Brief 1 —
Can you copy the SCUBA advice column word for word, covering the stretch from "My girlfriend wants" through "us underwater.  P.S."?

Dear Professor SCUBA:

My girlfriend wants to take SCUBA classes, but I am not sure that I want to.  It seems intimidating to me.

Peter L.

Dear Pete:

This is a decision that only you can make.  You need more information to make a good decision for you.  Stop in the store and have a chat with us, about the process, training, marine life and equipment.  There are videos of many divers having fun underwater.  Finally, you can try a SCUBA Experience where you try it out, in a pool.  It takes about two hours, half in a class, and half (the short half) in the pool.  I hope that you will want to join us underwater.  P.S.

Dear Professor SCUBA:

I would like to dive on a shipwreck.  What do I need to know?

Adriane J.

Dear Adriane:

The simple answer is a lot!  First, what kind of wreck?  A modern steel ship is very different than a Spanish galleon - the galleon is likely to be a pile of ballast stones, rusting cannon and maybe a pile of gold.  Second, how deep?  That will restrict your time and type of equipment needed.  Third, how experienced are you?  You need perfect control of your buoyancy, to be relaxed and aware of your surroundings, and equipped for the conditions - lights, ascent line, even multiple tanks.  Fourth, you need to know yourself.  Are you interested in this because you love risk (bad choice) or because you want to expand your horizons (good choice).  Finally, if you are considering entering a wreck, you NEED to be trained to do it safely.  Wrecks are places where there is no leeway for error.  P.S.

Dear Professor SCUBA:

What do you recommend for a new regulator?

Jerry Z.

Dear Jerry:

That is a hard question to answer.  Have you done any research; looked in catalogs; visited dive shops?  What features are important to you?  Remember to think about the octopus and gauges or computer, also.  Which regulator lines are available at your local shops?  How much spare cash are you willing to spend?  If you wanted, it would be easy to spend over $2500 on a titanium setup.  You do not need to do that!  There are perfectly fine setups for less than 1/4 of that.  Since you already have a regulator setup, you could save a  lot by transferring  your octo and computer from to old to the new.  Now answer those questions and you will have a framework for making a good decision.  P.S.

Dear Professor SCUBA:

I do not want to "rust" over the cold season.  How do I remain "Sharp"?

Tom M.

Dear Tom:

Good attitude.  To many people think that once they are certified, they will always remain in shape, and remember everything.  That is not how the world works.  For starters exercise,  swimming with fins is best, but anything that keeps up your aerobic capacity is good - bicycling (stationary or real), running if you do not have to contend with ice or very cold air, skiing (mountain or downhill).  Do what you like, and you will do more of it.  Second, take an advanced course.  You probably have a nearby dive shop where you can take an Advanced class, Rescue, U-W Photography, Master diver or other class.  Beyond that, how about learning how to handle a small boat properly.  In spite of what advertisements show, a boat is not a car that floats.  Even if you do not own a boat, its good to know what to do if you ever help someone else on their boat.  P.S.

Brief 2 —
Would you repeat the first listing verbatim, giving only the stretch from the line containing "Annotate this image: element" through the line containing "- Bar: [124, 180, 171, 218]" and leaving out any pictures?

Records to use —
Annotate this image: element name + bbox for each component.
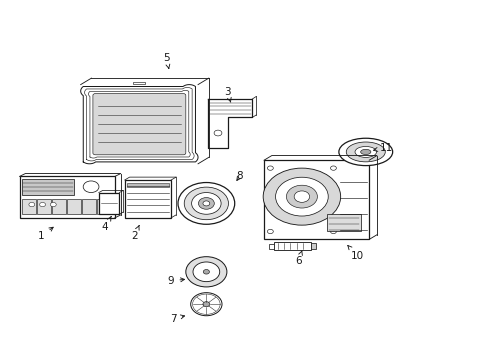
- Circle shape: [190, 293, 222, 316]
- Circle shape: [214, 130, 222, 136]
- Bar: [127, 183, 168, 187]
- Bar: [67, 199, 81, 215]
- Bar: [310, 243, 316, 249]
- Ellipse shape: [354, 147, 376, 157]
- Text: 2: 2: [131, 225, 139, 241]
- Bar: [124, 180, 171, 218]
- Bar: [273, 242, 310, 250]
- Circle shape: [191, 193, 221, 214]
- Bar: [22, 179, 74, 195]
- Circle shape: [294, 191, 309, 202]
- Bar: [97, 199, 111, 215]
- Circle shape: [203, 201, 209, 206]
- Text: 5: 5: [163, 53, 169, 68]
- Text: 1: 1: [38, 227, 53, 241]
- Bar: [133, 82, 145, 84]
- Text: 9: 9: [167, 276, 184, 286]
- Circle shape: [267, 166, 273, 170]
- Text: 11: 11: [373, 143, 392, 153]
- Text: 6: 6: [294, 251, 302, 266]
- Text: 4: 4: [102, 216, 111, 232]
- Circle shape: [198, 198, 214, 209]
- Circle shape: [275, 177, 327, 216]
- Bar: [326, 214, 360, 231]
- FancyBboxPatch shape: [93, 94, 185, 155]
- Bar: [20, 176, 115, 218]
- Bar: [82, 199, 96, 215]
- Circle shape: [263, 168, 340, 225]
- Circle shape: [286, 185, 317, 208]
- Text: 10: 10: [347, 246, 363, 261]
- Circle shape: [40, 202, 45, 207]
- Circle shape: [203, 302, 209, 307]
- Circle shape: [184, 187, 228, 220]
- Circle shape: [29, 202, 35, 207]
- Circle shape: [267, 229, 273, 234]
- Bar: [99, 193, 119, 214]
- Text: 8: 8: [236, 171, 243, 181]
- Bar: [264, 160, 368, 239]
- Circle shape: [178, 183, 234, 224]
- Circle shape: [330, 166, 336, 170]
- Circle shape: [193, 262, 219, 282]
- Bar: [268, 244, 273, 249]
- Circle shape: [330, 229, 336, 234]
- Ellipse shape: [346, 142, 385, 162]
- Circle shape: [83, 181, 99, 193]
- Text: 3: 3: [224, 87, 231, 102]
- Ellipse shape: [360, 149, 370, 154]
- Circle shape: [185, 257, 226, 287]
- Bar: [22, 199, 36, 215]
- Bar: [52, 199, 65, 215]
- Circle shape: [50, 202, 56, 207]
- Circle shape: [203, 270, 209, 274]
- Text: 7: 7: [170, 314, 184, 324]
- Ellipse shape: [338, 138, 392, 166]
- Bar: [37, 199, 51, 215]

---

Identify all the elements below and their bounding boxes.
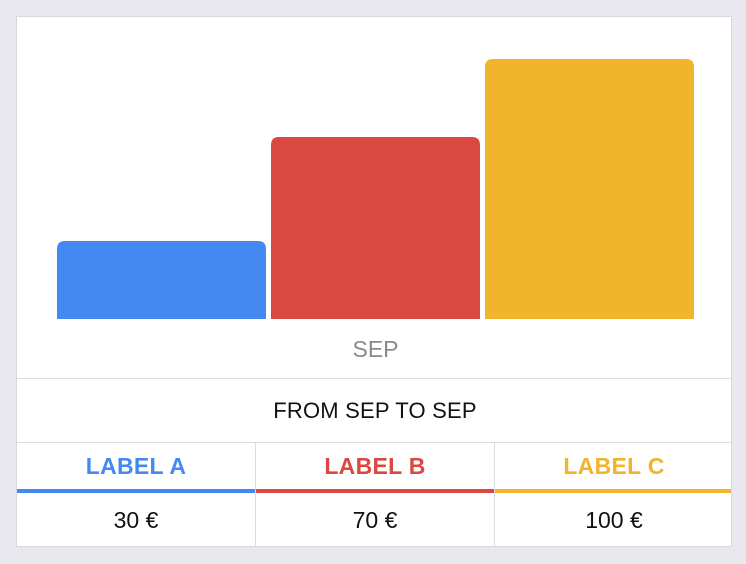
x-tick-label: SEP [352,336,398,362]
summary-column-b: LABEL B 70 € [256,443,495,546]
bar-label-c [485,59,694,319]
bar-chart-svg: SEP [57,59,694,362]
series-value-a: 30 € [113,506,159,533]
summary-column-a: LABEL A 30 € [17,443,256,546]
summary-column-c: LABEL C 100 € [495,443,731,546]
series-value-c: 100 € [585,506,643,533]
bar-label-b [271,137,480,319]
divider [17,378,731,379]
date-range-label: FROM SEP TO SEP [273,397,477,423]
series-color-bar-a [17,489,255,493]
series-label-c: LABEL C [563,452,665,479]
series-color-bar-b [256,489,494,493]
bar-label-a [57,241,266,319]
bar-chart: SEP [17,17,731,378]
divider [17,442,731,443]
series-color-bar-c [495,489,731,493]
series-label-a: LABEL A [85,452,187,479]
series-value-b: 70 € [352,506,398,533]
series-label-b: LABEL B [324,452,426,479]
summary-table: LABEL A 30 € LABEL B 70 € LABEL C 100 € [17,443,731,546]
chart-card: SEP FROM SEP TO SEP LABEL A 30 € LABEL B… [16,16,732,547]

---

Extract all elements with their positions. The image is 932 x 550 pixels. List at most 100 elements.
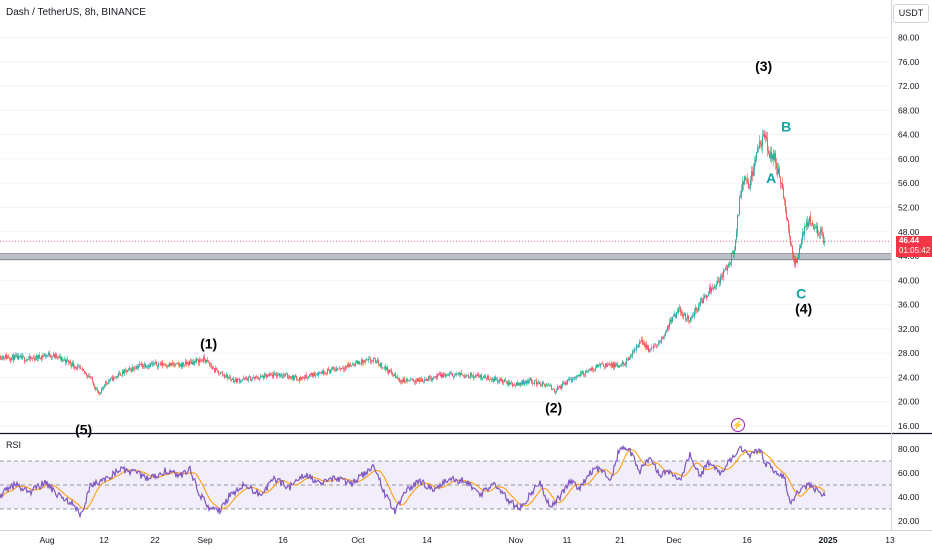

Task response 1 —
My girlfriend wants to take SCUBA classes, but I am not sure that I want to.  It seems intimidating to me.

Peter L.

Dear Pete:

This is a decision that only you can make.  You need more information to make a good decision for you.  Stop in the store and have a chat with us, about the process, training, marine life and equipment.  There are videos of many divers having fun underwater.  Finally, you can try a SCUBA Experience where you try it out, in a pool.  It takes about two hours, half in a class, and half (the short half) in the pool.  I hope that you will want to join us underwater.  P.S.

Task response 2 —
Annotate this image: element name + bbox for each component.
- Circle shape: [190, 293, 222, 316]
- Circle shape: [214, 130, 222, 136]
- Bar: [127, 183, 168, 187]
- Bar: [67, 199, 81, 215]
- Bar: [310, 243, 316, 249]
- Ellipse shape: [354, 147, 376, 157]
- Text: 2: 2: [131, 225, 139, 241]
- Bar: [124, 180, 171, 218]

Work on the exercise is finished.